-- start --

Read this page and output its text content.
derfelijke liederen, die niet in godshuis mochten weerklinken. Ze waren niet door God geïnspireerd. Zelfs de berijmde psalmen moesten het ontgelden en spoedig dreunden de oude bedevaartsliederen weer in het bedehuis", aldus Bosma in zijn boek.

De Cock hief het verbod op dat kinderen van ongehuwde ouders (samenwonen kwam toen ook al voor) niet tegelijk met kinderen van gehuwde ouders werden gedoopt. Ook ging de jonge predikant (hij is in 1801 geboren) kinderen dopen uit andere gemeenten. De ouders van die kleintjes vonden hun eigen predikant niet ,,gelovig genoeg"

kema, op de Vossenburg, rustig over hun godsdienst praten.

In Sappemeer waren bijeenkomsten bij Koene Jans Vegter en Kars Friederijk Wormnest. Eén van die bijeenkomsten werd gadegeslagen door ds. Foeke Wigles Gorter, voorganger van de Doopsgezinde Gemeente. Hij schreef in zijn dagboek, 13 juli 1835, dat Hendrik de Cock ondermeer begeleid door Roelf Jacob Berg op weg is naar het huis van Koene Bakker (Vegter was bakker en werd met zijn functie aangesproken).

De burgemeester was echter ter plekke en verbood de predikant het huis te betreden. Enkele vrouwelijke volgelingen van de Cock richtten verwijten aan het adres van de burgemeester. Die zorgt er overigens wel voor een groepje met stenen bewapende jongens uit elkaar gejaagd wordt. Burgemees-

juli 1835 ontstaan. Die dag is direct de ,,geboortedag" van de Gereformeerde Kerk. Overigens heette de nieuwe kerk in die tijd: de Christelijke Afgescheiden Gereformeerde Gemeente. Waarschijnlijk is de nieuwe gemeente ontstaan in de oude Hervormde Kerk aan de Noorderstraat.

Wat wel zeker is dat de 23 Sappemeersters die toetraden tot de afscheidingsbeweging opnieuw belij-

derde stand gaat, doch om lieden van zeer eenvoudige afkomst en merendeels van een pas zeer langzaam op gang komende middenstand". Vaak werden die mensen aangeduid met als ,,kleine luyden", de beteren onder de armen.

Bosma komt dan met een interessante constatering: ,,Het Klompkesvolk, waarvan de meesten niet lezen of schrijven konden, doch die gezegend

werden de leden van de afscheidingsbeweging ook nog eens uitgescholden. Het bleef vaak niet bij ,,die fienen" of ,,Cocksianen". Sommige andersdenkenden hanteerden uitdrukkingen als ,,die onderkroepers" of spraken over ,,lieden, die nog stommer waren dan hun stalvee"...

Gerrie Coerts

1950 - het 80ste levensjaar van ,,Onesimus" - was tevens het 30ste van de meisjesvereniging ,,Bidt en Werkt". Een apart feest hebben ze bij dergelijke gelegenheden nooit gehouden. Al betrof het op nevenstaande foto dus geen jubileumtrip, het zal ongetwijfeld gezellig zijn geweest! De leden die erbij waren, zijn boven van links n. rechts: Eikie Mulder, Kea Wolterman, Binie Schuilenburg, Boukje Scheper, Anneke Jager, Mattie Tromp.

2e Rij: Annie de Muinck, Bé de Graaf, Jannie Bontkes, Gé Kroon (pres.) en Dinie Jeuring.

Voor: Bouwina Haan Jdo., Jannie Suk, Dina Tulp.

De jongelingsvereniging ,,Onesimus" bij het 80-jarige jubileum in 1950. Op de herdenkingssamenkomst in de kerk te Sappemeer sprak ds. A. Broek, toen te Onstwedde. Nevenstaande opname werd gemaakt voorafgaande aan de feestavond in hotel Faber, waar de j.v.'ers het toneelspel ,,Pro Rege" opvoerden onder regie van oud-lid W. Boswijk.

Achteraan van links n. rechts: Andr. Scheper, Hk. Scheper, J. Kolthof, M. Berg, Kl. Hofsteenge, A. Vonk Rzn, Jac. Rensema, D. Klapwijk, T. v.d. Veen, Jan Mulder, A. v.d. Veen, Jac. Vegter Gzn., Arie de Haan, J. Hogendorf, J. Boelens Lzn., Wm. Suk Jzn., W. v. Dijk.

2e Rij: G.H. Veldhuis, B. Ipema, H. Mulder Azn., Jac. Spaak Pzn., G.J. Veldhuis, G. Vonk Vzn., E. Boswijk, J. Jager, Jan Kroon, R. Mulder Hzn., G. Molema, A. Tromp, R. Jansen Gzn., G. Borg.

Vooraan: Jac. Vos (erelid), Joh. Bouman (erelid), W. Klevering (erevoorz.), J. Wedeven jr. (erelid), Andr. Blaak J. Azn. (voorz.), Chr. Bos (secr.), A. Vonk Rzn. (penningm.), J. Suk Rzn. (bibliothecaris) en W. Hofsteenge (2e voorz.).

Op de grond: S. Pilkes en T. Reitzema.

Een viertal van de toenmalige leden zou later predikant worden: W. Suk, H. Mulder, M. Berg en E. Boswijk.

-- end --

The exercise :: All of the data needs to be reproduced exactly, with no line missing.

Task output ::
Read this page and output its text content.
derfelijke liederen, die niet in godshuis mochten weerklinken. Ze waren niet door God geïnspireerd. Zelfs de berijmde psalmen moesten het ontgelden en spoedig dreunden de oude bedevaartsliederen weer in het bedehuis", aldus Bosma in zijn boek.

De Cock hief het verbod op dat kinderen van ongehuwde ouders (samenwonen kwam toen ook al voor) niet tegelijk met kinderen van gehuwde ouders werden gedoopt. Ook ging de jonge predikant (hij is in 1801 geboren) kinderen dopen uit andere gemeenten. De ouders van die kleintjes vonden hun eigen predikant niet ,,gelovig genoeg"

kema, op de Vossenburg, rustig over hun godsdienst praten.

In Sappemeer waren bijeenkomsten bij Koene Jans Vegter en Kars Friederijk Wormnest. Eén van die bijeenkomsten werd gadegeslagen door ds. Foeke Wigles Gorter, voorganger van de Doopsgezinde Gemeente. Hij schreef in zijn dagboek, 13 juli 1835, dat Hendrik de Cock ondermeer begeleid door Roelf Jacob Berg op weg is naar het huis van Koene Bakker (Vegter was bakker en werd met zijn functie aangesproken).

De burgemeester was echter ter plekke en verbood de predikant het huis te betreden. Enkele vrouwelijke volgelingen van de Cock richtten verwijten aan het adres van de burgemeester. Die zorgt er overigens wel voor een groepje met stenen bewapende jongens uit elkaar gejaagd wordt. Burgemees-

juli 1835 ontstaan. Die dag is direct de ,,geboortedag" van de Gereformeerde Kerk. Overigens heette de nieuwe kerk in die tijd: de Christelijke Afgescheiden Gereformeerde Gemeente. Waarschijnlijk is de nieuwe gemeente ontstaan in de oude Hervormde Kerk aan de Noorderstraat.

Wat wel zeker is dat de 23 Sappemeersters die toetraden tot de afscheidingsbeweging opnieuw belij-

derde stand gaat, doch om lieden van zeer eenvoudige afkomst en merendeels van een pas zeer langzaam op gang komende middenstand". Vaak werden die mensen aangeduid met als ,,kleine luyden", de beteren onder de armen.

Bosma komt dan met een interessante constatering: ,,Het Klompkesvolk, waarvan de meesten niet lezen of schrijven konden, doch die gezegend

werden de leden van de afscheidingsbeweging ook nog eens uitgescholden. Het bleef vaak niet bij ,,die fienen" of ,,Cocksianen". Sommige andersdenkenden hanteerden uitdrukkingen als ,,die onderkroepers" of spraken over ,,lieden, die nog stommer waren dan hun stalvee"...

Gerrie Coerts

1950 - het 80ste levensjaar van ,,Onesimus" - was tevens het 30ste van de meisjesvereniging ,,Bidt en Werkt". Een apart feest hebben ze bij dergelijke gelegenheden nooit gehouden. Al betrof het op nevenstaande foto dus geen jubileumtrip, het zal ongetwijfeld gezellig zijn geweest! De leden die erbij waren, zijn boven van links n. rechts: Eikie Mulder, Kea Wolterman, Binie Schuilenburg, Boukje Scheper, Anneke Jager, Mattie Tromp.

2e Rij: Annie de Muinck, Bé de Graaf, Jannie Bontkes, Gé Kroon (pres.) en Dinie Jeuring.

Voor: Bouwina Haan Jdo., Jannie Suk, Dina Tulp.

De jongelingsvereniging ,,Onesimus" bij het 80-jarige jubileum in 1950. Op de herdenkingssamenkomst in de kerk te Sappemeer sprak ds. A. Broek, toen te Onstwedde. Nevenstaande opname werd gemaakt voorafgaande aan de feestavond in hotel Faber, waar de j.v.'ers het toneelspel ,,Pro Rege" opvoerden onder regie van oud-lid W. Boswijk.

Achteraan van links n. rechts: Andr. Scheper, Hk. Scheper, J. Kolthof, M. Berg, Kl. Hofsteenge, A. Vonk Rzn, Jac. Rensema, D. Klapwijk, T. v.d. Veen, Jan Mulder, A. v.d. Veen, Jac. Vegter Gzn., Arie de Haan, J. Hogendorf, J. Boelens Lzn., Wm. Suk Jzn., W. v. Dijk.

2e Rij: G.H. Veldhuis, B. Ipema, H. Mulder Azn., Jac. Spaak Pzn., G.J. Veldhuis, G. Vonk Vzn., E. Boswijk, J. Jager, Jan Kroon, R. Mulder Hzn., G. Molema, A. Tromp, R. Jansen Gzn., G. Borg.

Vooraan: Jac. Vos (erelid), Joh. Bouman (erelid), W. Klevering (erevoorz.), J. Wedeven jr. (erelid), Andr. Blaak J. Azn. (voorz.), Chr. Bos (secr.), A. Vonk Rzn. (penningm.), J. Suk Rzn. (bibliothecaris) en W. Hofsteenge (2e voorz.).

Op de grond: S. Pilkes en T. Reitzema.

Een viertal van de toenmalige leden zou later predikant worden: W. Suk, H. Mulder, M. Berg en E. Boswijk.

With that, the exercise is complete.